▶ Given task:
Retype the listing that follows, word for word.

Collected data
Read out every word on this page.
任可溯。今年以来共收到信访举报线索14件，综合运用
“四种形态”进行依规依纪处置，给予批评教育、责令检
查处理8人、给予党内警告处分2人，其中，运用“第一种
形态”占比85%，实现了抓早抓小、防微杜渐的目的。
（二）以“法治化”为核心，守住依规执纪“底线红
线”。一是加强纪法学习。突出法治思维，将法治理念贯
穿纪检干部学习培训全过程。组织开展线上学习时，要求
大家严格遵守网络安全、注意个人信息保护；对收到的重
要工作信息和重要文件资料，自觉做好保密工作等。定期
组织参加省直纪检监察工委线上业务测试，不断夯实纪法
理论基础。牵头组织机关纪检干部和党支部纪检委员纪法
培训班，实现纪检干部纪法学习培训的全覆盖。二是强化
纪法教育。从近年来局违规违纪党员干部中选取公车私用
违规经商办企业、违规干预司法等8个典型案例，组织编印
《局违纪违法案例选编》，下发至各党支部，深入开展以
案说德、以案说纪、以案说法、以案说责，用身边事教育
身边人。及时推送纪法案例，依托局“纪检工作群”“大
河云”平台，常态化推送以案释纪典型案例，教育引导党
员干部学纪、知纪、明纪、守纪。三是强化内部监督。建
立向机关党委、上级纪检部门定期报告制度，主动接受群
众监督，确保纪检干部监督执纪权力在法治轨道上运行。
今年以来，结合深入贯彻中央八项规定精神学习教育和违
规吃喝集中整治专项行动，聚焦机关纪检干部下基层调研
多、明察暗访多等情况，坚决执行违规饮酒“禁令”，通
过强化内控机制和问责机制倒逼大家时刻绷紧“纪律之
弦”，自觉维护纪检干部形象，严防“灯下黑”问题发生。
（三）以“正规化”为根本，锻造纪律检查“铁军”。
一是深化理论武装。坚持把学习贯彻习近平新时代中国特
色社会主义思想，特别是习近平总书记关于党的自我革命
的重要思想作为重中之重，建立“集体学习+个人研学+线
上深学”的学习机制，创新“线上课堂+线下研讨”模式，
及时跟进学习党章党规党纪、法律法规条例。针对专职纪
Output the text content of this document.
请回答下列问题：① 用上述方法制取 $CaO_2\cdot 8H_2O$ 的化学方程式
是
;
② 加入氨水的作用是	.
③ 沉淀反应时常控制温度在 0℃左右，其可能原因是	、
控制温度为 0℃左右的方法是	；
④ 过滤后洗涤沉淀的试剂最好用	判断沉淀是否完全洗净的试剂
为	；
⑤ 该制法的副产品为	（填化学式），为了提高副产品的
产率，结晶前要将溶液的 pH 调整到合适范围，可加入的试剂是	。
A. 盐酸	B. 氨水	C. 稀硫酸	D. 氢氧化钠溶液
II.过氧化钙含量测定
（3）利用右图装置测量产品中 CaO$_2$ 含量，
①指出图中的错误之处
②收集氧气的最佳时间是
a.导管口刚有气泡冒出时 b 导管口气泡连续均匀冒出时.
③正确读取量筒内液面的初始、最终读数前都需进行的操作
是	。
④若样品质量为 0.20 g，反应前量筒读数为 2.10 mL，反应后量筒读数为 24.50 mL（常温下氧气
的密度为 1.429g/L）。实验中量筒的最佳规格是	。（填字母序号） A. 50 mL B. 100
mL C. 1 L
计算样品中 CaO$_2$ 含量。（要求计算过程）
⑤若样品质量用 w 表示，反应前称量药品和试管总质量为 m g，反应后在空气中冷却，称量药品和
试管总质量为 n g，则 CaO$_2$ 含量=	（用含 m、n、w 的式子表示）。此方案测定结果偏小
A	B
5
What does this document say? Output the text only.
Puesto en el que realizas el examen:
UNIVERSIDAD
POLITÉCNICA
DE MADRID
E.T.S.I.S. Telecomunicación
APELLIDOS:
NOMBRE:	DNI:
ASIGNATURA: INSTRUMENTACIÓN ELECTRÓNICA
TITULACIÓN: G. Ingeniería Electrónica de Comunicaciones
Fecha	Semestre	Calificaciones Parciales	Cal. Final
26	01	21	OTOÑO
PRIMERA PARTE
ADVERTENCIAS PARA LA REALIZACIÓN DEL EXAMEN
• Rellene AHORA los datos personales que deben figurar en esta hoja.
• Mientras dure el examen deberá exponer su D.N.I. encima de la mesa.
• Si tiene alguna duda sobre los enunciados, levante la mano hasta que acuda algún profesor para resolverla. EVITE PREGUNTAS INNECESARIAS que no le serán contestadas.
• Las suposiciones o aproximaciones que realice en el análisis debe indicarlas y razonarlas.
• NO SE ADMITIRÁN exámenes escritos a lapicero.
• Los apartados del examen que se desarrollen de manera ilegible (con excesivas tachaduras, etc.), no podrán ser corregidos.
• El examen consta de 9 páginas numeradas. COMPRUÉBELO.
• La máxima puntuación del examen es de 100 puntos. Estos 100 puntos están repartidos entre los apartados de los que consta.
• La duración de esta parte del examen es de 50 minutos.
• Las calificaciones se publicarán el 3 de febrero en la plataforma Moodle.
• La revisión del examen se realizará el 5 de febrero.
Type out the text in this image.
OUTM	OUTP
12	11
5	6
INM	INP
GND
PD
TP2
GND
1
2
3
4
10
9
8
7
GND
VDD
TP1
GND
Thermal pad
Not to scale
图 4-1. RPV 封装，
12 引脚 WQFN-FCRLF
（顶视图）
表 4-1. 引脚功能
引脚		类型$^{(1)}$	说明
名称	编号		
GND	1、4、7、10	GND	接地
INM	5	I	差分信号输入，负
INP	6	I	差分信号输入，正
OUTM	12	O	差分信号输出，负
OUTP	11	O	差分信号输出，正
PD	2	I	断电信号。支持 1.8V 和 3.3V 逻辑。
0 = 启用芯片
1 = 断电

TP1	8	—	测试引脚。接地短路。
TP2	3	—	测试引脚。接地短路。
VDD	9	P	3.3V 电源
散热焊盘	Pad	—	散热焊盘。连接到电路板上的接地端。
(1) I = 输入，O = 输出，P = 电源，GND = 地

▶ Written response:
Read out every word on this page.
任可溯。今年以来共收到信访举报线索14件，综合运用
“四种形态”进行依规依纪处置，给予批评教育、责令检
查处理8人、给予党内警告处分2人，其中，运用“第一种
形态”占比85%，实现了抓早抓小、防微杜渐的目的。
（二）以“法治化”为核心，守住依规执纪“底线红
线”。一是加强纪法学习。突出法治思维，将法治理念贯
穿纪检干部学习培训全过程。组织开展线上学习时，要求
大家严格遵守网络安全、注意个人信息保护；对收到的重
要工作信息和重要文件资料，自觉做好保密工作等。定期
组织参加省直纪检监察工委线上业务测试，不断夯实纪法
理论基础。牵头组织机关纪检干部和党支部纪检委员纪法
培训班，实现纪检干部纪法学习培训的全覆盖。二是强化
纪法教育。从近年来局违规违纪党员干部中选取公车私用
违规经商办企业、违规干预司法等8个典型案例，组织编印
《局违纪违法案例选编》，下发至各党支部，深入开展以
案说德、以案说纪、以案说法、以案说责，用身边事教育
身边人。及时推送纪法案例，依托局“纪检工作群”“大
河云”平台，常态化推送以案释纪典型案例，教育引导党
员干部学纪、知纪、明纪、守纪。三是强化内部监督。建
立向机关党委、上级纪检部门定期报告制度，主动接受群
众监督，确保纪检干部监督执纪权力在法治轨道上运行。
今年以来，结合深入贯彻中央八项规定精神学习教育和违
规吃喝集中整治专项行动，聚焦机关纪检干部下基层调研
多、明察暗访多等情况，坚决执行违规饮酒“禁令”，通
过强化内控机制和问责机制倒逼大家时刻绷紧“纪律之
弦”，自觉维护纪检干部形象，严防“灯下黑”问题发生。
（三）以“正规化”为根本，锻造纪律检查“铁军”。
一是深化理论武装。坚持把学习贯彻习近平新时代中国特
色社会主义思想，特别是习近平总书记关于党的自我革命
的重要思想作为重中之重，建立“集体学习+个人研学+线
上深学”的学习机制，创新“线上课堂+线下研讨”模式，
及时跟进学习党章党规党纪、法律法规条例。针对专职纪
Output the text content of this document.
请回答下列问题：① 用上述方法制取 $CaO_2\cdot 8H_2O$ 的化学方程式
是
;
② 加入氨水的作用是	.
③ 沉淀反应时常控制温度在 0℃左右，其可能原因是	、
控制温度为 0℃左右的方法是	；
④ 过滤后洗涤沉淀的试剂最好用	判断沉淀是否完全洗净的试剂
为	；
⑤ 该制法的副产品为	（填化学式），为了提高副产品的
产率，结晶前要将溶液的 pH 调整到合适范围，可加入的试剂是	。
A. 盐酸	B. 氨水	C. 稀硫酸	D. 氢氧化钠溶液
II.过氧化钙含量测定
（3）利用右图装置测量产品中 CaO$_2$ 含量，
①指出图中的错误之处
②收集氧气的最佳时间是
a.导管口刚有气泡冒出时 b 导管口气泡连续均匀冒出时.
③正确读取量筒内液面的初始、最终读数前都需进行的操作
是	。
④若样品质量为 0.20 g，反应前量筒读数为 2.10 mL，反应后量筒读数为 24.50 mL（常温下氧气
的密度为 1.429g/L）。实验中量筒的最佳规格是	。（填字母序号） A. 50 mL B. 100
mL C. 1 L
计算样品中 CaO$_2$ 含量。（要求计算过程）
⑤若样品质量用 w 表示，反应前称量药品和试管总质量为 m g，反应后在空气中冷却，称量药品和
试管总质量为 n g，则 CaO$_2$ 含量=	（用含 m、n、w 的式子表示）。此方案测定结果偏小
A	B
5
What does this document say? Output the text only.
Puesto en el que realizas el examen:
UNIVERSIDAD
POLITÉCNICA
DE MADRID
E.T.S.I.S. Telecomunicación
APELLIDOS:
NOMBRE:	DNI:
ASIGNATURA: INSTRUMENTACIÓN ELECTRÓNICA
TITULACIÓN: G. Ingeniería Electrónica de Comunicaciones
Fecha	Semestre	Calificaciones Parciales	Cal. Final
26	01	21	OTOÑO
PRIMERA PARTE
ADVERTENCIAS PARA LA REALIZACIÓN DEL EXAMEN
• Rellene AHORA los datos personales que deben figurar en esta hoja.
• Mientras dure el examen deberá exponer su D.N.I. encima de la mesa.
• Si tiene alguna duda sobre los enunciados, levante la mano hasta que acuda algún profesor para resolverla. EVITE PREGUNTAS INNECESARIAS que no le serán contestadas.
• Las suposiciones o aproximaciones que realice en el análisis debe indicarlas y razonarlas.
• NO SE ADMITIRÁN exámenes escritos a lapicero.
• Los apartados del examen que se desarrollen de manera ilegible (con excesivas tachaduras, etc.), no podrán ser corregidos.
• El examen consta de 9 páginas numeradas. COMPRUÉBELO.
• La máxima puntuación del examen es de 100 puntos. Estos 100 puntos están repartidos entre los apartados de los que consta.
• La duración de esta parte del examen es de 50 minutos.
• Las calificaciones se publicarán el 3 de febrero en la plataforma Moodle.
• La revisión del examen se realizará el 5 de febrero.
Type out the text in this image.
OUTM	OUTP
12	11
5	6
INM	INP
GND
PD
TP2
GND
1
2
3
4
10
9
8
7
GND
VDD
TP1
GND
Thermal pad
Not to scale
图 4-1. RPV 封装，
12 引脚 WQFN-FCRLF
（顶视图）
表 4-1. 引脚功能
引脚		类型$^{(1)}$	说明
名称	编号		
GND	1、4、7、10	GND	接地
INM	5	I	差分信号输入，负
INP	6	I	差分信号输入，正
OUTM	12	O	差分信号输出，负
OUTP	11	O	差分信号输出，正
PD	2	I	断电信号。支持 1.8V 和 3.3V 逻辑。
0 = 启用芯片
1 = 断电

TP1	8	—	测试引脚。接地短路。
TP2	3	—	测试引脚。接地短路。
VDD	9	P	3.3V 电源
散热焊盘	Pad	—	散热焊盘。连接到电路板上的接地端。
(1) I = 输入，O = 输出，P = 电源，GND = 地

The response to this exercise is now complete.